Exercise brief. Transcribe every line of the records verbatim.

Extracted information.
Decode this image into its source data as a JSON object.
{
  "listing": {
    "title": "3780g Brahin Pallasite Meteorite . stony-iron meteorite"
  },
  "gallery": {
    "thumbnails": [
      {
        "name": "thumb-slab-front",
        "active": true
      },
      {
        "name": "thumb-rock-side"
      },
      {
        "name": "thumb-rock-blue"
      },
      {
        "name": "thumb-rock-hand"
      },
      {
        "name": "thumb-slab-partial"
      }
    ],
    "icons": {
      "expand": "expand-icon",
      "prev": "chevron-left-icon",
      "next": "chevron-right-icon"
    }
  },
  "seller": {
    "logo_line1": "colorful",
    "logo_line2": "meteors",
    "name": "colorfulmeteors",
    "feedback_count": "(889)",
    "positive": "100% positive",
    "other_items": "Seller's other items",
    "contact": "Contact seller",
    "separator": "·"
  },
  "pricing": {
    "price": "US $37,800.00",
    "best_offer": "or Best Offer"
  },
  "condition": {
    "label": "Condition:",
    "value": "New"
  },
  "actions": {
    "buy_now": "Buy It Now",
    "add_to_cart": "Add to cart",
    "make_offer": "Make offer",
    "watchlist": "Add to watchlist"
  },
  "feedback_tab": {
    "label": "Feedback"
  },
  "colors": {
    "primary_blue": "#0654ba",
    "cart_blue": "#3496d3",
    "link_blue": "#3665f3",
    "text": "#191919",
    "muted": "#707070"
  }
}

Exercise solution.
Decode this image into its source data as a JSON object.
{
  "listing": {
    "title": "3780g Brahin Pallasite Meteorite . stony-iron meteorite"
  },
  "gallery": {
    "thumbnails": [
      {
        "name": "thumb-slab-front",
        "active": true
      },
      {
        "name": "thumb-rock-side"
      },
      {
        "name": "thumb-rock-blue"
      },
      {
        "name": "thumb-rock-hand"
      },
      {
        "name": "thumb-slab-partial"
      }
    ],
    "icons": {
      "expand": "expand-icon",
      "prev": "chevron-left-icon",
      "next": "chevron-right-icon"
    }
  },
  "seller": {
    "logo_line1": "colorful",
    "logo_line2": "meteors",
    "name": "colorfulmeteors",
    "feedback_count": "(889)",
    "positive": "100% positive",
    "other_items": "Seller's other items",
    "contact": "Contact seller",
    "separator": "·"
  },
  "pricing": {
    "price": "US $37,800.00",
    "best_offer": "or Best Offer"
  },
  "condition": {
    "label": "Condition:",
    "value": "New"
  },
  "actions": {
    "buy_now": "Buy It Now",
    "add_to_cart": "Add to cart",
    "make_offer": "Make offer",
    "watchlist": "Add to watchlist"
  },
  "feedback_tab": {
    "label": "Feedback"
  },
  "colors": {
    "primary_blue": "#0654ba",
    "cart_blue": "#3496d3",
    "link_blue": "#3665f3",
    "text": "#191919",
    "muted": "#707070"
  }
}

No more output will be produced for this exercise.